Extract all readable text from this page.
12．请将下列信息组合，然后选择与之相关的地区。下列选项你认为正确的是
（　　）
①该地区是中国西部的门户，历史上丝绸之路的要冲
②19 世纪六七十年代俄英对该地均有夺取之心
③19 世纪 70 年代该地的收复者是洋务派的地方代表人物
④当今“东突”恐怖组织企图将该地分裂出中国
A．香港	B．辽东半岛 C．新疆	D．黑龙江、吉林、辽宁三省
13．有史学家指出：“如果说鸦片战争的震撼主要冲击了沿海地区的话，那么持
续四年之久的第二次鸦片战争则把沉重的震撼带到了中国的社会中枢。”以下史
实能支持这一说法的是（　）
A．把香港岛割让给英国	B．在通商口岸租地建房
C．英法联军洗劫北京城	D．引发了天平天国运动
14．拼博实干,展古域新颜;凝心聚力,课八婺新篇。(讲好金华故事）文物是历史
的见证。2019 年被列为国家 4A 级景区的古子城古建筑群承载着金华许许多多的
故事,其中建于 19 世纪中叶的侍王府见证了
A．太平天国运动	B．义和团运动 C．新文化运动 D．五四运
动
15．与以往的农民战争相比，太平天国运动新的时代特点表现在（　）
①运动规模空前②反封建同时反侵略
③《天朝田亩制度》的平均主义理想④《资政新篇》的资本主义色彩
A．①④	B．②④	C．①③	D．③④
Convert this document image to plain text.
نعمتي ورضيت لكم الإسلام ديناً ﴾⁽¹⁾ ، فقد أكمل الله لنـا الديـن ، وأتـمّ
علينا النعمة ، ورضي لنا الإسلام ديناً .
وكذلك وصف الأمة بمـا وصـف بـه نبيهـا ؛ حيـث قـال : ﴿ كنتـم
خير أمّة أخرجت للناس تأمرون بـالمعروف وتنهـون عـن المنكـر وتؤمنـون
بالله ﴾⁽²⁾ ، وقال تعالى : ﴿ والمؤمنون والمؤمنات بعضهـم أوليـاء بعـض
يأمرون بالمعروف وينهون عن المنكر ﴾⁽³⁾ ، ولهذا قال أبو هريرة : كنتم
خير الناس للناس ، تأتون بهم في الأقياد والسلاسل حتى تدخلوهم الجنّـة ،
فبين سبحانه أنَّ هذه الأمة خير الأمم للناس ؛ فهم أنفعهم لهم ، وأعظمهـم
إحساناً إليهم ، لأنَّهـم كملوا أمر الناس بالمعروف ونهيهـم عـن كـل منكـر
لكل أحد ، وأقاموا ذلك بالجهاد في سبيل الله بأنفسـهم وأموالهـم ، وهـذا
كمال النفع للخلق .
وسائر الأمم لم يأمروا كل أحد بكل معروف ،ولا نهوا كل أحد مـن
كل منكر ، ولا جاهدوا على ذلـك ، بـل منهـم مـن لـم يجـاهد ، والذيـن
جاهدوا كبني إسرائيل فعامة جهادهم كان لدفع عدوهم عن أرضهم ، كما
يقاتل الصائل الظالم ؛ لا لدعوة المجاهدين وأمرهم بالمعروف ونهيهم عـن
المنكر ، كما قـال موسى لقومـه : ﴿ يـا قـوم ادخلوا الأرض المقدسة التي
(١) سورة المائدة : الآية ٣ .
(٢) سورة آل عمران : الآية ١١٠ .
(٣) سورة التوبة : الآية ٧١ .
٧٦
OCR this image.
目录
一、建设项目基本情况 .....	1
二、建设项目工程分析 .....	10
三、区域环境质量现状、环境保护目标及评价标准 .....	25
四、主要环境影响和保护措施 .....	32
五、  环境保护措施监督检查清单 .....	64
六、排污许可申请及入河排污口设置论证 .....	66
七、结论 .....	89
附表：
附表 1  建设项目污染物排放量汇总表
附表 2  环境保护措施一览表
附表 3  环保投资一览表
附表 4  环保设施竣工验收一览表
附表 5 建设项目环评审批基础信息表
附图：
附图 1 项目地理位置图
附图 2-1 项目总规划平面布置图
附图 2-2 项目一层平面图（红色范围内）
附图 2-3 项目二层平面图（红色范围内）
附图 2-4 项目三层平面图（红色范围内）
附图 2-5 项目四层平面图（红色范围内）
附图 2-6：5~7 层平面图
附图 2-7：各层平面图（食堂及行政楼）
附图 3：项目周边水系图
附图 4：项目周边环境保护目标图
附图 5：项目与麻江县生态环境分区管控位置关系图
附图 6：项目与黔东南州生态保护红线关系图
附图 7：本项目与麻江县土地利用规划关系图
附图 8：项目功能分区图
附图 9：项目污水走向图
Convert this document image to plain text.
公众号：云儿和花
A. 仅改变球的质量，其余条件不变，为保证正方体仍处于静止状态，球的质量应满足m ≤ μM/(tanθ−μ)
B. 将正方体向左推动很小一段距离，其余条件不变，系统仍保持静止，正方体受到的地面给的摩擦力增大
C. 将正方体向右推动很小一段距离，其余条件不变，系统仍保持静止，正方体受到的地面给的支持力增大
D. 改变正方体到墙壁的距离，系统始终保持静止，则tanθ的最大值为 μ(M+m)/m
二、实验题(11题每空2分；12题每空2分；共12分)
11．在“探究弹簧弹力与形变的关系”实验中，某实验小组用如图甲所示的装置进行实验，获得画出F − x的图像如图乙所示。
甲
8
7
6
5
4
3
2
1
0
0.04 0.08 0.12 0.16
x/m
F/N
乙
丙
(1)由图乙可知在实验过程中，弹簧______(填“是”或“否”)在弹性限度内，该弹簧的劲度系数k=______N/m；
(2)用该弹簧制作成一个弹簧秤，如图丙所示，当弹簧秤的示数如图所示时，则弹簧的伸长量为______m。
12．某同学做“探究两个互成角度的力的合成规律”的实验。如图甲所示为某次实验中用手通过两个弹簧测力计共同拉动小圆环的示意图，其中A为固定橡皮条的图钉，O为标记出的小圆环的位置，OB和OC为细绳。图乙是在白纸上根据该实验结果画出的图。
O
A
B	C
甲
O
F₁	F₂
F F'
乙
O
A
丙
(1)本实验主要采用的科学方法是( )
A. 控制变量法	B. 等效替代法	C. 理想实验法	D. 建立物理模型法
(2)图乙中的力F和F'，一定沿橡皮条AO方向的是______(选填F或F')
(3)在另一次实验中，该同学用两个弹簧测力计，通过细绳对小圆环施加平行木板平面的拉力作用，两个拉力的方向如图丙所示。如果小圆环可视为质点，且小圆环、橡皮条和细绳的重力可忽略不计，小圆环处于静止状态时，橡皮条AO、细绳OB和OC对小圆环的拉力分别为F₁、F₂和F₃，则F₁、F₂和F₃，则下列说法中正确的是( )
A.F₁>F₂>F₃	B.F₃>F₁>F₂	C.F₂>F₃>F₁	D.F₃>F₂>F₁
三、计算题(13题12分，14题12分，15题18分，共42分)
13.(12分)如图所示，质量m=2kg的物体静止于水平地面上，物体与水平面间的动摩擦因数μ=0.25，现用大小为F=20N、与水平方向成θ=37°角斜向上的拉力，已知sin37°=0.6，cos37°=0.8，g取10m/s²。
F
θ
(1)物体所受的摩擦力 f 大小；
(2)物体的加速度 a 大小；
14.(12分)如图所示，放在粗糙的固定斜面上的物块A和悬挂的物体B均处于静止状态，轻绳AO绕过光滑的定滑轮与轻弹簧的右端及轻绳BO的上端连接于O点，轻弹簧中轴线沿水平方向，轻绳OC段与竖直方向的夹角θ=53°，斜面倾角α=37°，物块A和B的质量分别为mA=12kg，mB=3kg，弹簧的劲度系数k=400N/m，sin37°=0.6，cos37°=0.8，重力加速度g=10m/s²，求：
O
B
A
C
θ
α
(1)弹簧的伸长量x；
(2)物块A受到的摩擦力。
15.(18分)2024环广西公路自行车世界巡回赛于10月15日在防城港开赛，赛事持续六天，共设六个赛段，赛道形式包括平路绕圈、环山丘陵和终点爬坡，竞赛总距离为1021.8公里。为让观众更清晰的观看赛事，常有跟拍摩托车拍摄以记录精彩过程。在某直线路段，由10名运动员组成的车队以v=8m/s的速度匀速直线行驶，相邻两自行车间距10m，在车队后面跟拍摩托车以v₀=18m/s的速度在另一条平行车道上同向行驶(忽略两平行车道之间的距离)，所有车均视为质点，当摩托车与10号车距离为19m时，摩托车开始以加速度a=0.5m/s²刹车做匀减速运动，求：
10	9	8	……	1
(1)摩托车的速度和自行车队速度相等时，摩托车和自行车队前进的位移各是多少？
==============================
• **What to work on**: From the entries above, list each line with "للناس" in it.

• **Answer to this problem**:
خير أمّة أخرجت للناس تأمرون بـالمعروف وتنهـون عـن المنكـر وتؤمنـون
خير الناس للناس ، تأتون بهم في الأقياد والسلاسل حتى تدخلوهم الجنّـة ،
فبين سبحانه أنَّ هذه الأمة خير الأمم للناس ؛ فهم أنفعهم لهم ، وأعظمهـم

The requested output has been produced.